* _Saved entries_
____________

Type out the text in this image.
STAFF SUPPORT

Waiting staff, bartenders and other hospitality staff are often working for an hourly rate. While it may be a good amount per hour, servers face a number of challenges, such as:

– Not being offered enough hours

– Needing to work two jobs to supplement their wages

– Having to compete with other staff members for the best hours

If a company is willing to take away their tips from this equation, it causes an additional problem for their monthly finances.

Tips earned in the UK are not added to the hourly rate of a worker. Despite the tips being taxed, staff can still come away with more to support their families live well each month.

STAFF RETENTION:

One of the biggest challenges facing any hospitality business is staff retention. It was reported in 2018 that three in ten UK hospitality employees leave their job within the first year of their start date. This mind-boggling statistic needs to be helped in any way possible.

____________

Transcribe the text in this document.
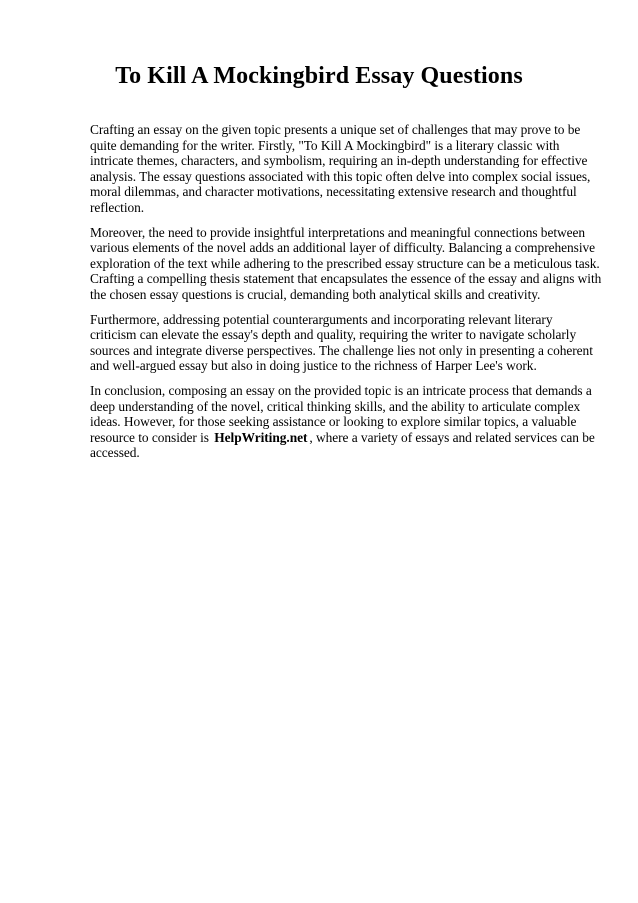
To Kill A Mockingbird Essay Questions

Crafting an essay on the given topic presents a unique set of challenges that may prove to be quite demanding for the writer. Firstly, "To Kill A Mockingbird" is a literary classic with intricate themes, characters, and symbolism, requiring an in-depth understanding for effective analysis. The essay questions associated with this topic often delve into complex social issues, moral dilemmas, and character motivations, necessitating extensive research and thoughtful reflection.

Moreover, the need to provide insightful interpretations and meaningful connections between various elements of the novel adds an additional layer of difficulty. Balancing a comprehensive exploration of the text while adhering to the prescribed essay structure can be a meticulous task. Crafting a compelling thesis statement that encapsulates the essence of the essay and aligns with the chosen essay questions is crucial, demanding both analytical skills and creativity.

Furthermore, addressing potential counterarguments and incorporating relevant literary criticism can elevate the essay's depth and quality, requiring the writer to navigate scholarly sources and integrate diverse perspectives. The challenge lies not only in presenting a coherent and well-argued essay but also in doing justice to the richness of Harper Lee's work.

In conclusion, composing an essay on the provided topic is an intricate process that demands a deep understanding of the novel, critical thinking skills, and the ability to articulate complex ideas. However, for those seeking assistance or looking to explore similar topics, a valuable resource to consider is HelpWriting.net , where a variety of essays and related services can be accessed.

____________

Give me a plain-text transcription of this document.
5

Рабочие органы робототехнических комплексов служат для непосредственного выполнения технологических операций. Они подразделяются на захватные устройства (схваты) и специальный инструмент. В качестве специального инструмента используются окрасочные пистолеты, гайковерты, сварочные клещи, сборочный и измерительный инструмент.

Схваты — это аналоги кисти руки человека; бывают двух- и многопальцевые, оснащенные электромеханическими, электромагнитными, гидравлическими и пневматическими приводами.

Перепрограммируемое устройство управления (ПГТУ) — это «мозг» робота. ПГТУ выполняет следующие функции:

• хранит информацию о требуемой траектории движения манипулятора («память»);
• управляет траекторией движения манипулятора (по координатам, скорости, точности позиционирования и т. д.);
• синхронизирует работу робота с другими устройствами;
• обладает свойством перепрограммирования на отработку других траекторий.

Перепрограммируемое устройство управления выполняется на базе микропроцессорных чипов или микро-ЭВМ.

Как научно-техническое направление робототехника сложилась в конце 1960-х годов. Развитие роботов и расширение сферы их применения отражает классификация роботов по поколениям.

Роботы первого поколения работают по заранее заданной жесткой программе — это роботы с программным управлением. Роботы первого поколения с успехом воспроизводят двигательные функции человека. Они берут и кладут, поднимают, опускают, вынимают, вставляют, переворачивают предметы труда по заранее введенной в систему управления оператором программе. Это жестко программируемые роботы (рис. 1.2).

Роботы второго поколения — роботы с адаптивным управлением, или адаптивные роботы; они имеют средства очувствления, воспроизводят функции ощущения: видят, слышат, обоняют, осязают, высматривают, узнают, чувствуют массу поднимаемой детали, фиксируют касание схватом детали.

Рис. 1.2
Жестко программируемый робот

____________

* _Aim_
Within the entries above, how many lines contain "additional"? Respond with the number only.

* _Problem solution_
2